## [Listing]

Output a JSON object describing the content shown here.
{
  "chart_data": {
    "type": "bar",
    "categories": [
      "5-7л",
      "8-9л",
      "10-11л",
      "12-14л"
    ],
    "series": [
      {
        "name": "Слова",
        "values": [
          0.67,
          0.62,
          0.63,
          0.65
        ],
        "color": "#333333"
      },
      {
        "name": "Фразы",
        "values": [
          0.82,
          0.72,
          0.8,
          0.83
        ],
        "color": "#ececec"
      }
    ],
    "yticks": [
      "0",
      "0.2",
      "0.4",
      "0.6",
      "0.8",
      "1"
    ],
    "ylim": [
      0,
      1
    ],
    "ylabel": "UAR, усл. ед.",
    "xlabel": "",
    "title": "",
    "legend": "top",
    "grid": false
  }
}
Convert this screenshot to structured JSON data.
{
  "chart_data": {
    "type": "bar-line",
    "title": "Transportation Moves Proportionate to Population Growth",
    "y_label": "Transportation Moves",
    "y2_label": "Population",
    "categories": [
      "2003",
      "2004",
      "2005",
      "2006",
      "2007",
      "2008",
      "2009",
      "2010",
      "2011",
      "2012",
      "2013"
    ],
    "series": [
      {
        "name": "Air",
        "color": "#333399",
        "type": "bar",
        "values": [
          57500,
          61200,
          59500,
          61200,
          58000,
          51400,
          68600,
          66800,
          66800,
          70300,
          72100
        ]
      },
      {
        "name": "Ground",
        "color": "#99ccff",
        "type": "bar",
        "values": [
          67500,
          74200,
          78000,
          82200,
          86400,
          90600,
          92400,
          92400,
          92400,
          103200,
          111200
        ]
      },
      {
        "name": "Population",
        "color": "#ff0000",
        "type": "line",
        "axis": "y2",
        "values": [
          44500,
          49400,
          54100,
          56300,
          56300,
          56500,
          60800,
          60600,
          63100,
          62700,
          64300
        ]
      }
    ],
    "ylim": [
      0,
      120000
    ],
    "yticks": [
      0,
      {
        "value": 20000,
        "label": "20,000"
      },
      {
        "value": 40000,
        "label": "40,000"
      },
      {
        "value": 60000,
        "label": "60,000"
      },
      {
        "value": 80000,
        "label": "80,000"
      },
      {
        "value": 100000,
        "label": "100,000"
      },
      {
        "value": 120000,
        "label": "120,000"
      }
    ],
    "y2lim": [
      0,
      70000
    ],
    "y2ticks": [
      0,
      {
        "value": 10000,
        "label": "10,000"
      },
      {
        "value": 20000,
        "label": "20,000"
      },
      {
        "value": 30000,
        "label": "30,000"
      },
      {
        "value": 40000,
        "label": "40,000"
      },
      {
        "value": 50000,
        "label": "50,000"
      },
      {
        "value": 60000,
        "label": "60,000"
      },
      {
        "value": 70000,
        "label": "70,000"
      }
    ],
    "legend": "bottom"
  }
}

## [Request]
Using the data above, reproduce every line exactly.

## [Solution to this problem]
Output a JSON object describing the content shown here.
{
  "chart_data": {
    "type": "bar",
    "categories": [
      "5-7л",
      "8-9л",
      "10-11л",
      "12-14л"
    ],
    "series": [
      {
        "name": "Слова",
        "values": [
          0.67,
          0.62,
          0.63,
          0.65
        ],
        "color": "#333333"
      },
      {
        "name": "Фразы",
        "values": [
          0.82,
          0.72,
          0.8,
          0.83
        ],
        "color": "#ececec"
      }
    ],
    "yticks": [
      "0",
      "0.2",
      "0.4",
      "0.6",
      "0.8",
      "1"
    ],
    "ylim": [
      0,
      1
    ],
    "ylabel": "UAR, усл. ед.",
    "xlabel": "",
    "title": "",
    "legend": "top",
    "grid": false
  }
}
Convert this screenshot to structured JSON data.
{
  "chart_data": {
    "type": "bar-line",
    "title": "Transportation Moves Proportionate to Population Growth",
    "y_label": "Transportation Moves",
    "y2_label": "Population",
    "categories": [
      "2003",
      "2004",
      "2005",
      "2006",
      "2007",
      "2008",
      "2009",
      "2010",
      "2011",
      "2012",
      "2013"
    ],
    "series": [
      {
        "name": "Air",
        "color": "#333399",
        "type": "bar",
        "values": [
          57500,
          61200,
          59500,
          61200,
          58000,
          51400,
          68600,
          66800,
          66800,
          70300,
          72100
        ]
      },
      {
        "name": "Ground",
        "color": "#99ccff",
        "type": "bar",
        "values": [
          67500,
          74200,
          78000,
          82200,
          86400,
          90600,
          92400,
          92400,
          92400,
          103200,
          111200
        ]
      },
      {
        "name": "Population",
        "color": "#ff0000",
        "type": "line",
        "axis": "y2",
        "values": [
          44500,
          49400,
          54100,
          56300,
          56300,
          56500,
          60800,
          60600,
          63100,
          62700,
          64300
        ]
      }
    ],
    "ylim": [
      0,
      120000
    ],
    "yticks": [
      0,
      {
        "value": 20000,
        "label": "20,000"
      },
      {
        "value": 40000,
        "label": "40,000"
      },
      {
        "value": 60000,
        "label": "60,000"
      },
      {
        "value": 80000,
        "label": "80,000"
      },
      {
        "value": 100000,
        "label": "100,000"
      },
      {
        "value": 120000,
        "label": "120,000"
      }
    ],
    "y2lim": [
      0,
      70000
    ],
    "y2ticks": [
      0,
      {
        "value": 10000,
        "label": "10,000"
      },
      {
        "value": 20000,
        "label": "20,000"
      },
      {
        "value": 30000,
        "label": "30,000"
      },
      {
        "value": 40000,
        "label": "40,000"
      },
      {
        "value": 50000,
        "label": "50,000"
      },
      {
        "value": 60000,
        "label": "60,000"
      },
      {
        "value": 70000,
        "label": "70,000"
      }
    ],
    "legend": "bottom"
  }
}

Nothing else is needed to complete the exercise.